*Request:* For every line in the data below that contains "value", copy the line.

[Dataset excerpt]
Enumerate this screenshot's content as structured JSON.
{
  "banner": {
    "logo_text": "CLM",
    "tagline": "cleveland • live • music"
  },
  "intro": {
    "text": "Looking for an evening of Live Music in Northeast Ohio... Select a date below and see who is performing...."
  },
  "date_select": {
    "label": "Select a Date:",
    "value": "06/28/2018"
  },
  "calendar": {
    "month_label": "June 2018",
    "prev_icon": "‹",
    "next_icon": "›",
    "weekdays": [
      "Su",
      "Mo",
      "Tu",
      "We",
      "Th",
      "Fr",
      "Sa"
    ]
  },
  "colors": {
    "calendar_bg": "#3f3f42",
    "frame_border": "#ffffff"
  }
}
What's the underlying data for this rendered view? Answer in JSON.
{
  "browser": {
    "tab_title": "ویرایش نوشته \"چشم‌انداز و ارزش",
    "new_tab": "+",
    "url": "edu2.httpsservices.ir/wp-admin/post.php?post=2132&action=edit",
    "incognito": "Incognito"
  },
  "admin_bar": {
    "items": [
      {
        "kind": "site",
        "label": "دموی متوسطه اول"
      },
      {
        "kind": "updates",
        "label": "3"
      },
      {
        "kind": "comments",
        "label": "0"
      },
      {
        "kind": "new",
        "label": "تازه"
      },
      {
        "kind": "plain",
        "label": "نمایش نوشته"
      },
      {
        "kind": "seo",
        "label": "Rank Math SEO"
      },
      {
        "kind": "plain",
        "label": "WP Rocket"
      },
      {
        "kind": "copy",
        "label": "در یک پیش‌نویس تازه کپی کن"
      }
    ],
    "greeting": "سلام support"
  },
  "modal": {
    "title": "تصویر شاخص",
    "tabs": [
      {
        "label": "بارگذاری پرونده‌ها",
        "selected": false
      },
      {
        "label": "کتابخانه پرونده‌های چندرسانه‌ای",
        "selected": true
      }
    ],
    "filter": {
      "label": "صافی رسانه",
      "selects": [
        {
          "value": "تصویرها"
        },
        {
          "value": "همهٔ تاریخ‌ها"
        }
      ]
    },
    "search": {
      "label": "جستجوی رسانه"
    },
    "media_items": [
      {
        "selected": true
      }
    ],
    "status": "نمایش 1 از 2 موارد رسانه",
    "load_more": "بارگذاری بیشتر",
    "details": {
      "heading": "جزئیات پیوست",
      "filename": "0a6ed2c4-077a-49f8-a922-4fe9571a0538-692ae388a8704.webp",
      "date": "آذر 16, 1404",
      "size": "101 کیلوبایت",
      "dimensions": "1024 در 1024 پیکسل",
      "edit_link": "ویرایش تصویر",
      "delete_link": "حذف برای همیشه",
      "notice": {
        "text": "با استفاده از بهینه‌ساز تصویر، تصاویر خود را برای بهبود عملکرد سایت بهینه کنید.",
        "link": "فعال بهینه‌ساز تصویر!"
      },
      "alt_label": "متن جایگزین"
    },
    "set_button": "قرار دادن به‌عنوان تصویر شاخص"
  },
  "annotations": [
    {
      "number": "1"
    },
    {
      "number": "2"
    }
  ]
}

*Answer to this problem:*
    "value": "06/28/2018"
          "value": "تصویرها"
          "value": "همهٔ تاریخ‌ها"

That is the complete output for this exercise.